◆ **GOAL**:
Would you pull out every line of the material that contains the string "wordt"?

------------------------------------------------------------------------

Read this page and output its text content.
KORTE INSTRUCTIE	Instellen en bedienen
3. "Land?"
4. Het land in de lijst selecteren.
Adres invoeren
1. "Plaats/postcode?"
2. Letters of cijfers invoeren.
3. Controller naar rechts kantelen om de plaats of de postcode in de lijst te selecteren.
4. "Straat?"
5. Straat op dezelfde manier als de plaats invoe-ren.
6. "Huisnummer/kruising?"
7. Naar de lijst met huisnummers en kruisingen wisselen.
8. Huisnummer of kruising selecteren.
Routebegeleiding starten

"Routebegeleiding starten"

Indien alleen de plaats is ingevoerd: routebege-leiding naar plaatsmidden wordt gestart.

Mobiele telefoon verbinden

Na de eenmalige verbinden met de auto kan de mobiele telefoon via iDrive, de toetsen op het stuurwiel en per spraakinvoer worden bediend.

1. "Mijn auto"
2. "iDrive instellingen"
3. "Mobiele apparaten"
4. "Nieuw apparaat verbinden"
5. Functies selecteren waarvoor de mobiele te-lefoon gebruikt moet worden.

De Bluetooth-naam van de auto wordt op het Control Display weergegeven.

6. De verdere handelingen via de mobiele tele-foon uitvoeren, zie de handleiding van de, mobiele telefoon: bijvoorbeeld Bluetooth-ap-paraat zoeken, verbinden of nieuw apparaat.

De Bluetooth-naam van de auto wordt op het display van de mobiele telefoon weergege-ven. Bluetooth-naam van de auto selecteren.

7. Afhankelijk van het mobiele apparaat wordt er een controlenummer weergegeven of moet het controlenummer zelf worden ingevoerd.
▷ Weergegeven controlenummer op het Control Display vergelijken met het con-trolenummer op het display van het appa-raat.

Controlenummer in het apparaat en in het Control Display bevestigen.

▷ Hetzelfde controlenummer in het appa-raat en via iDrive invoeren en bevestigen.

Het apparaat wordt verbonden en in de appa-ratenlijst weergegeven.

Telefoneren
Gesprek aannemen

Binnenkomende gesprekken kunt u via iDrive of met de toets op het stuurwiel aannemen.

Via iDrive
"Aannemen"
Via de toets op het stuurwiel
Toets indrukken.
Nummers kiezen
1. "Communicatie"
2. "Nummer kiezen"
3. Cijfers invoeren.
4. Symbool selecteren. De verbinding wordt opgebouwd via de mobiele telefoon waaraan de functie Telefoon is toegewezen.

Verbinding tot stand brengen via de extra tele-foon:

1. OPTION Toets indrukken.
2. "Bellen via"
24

------------------------------------------------------------------------

◆ **SOLUTION TO THE PROBLEM**:
Indien alleen de plaats is ingevoerd: routebege-leiding naar plaatsmidden wordt gestart.
De Bluetooth-naam van de auto wordt op het Control Display weergegeven.
De Bluetooth-naam van de auto wordt op het display van de mobiele telefoon weergege-ven. Bluetooth-naam van de auto selecteren.
7. Afhankelijk van het mobiele apparaat wordt er een controlenummer weergegeven of moet het controlenummer zelf worden ingevoerd.
Het apparaat wordt verbonden en in de appa-ratenlijst weergegeven.
4. Symbool selecteren. De verbinding wordt opgebouwd via de mobiele telefoon waaraan de functie Telefoon is toegewezen.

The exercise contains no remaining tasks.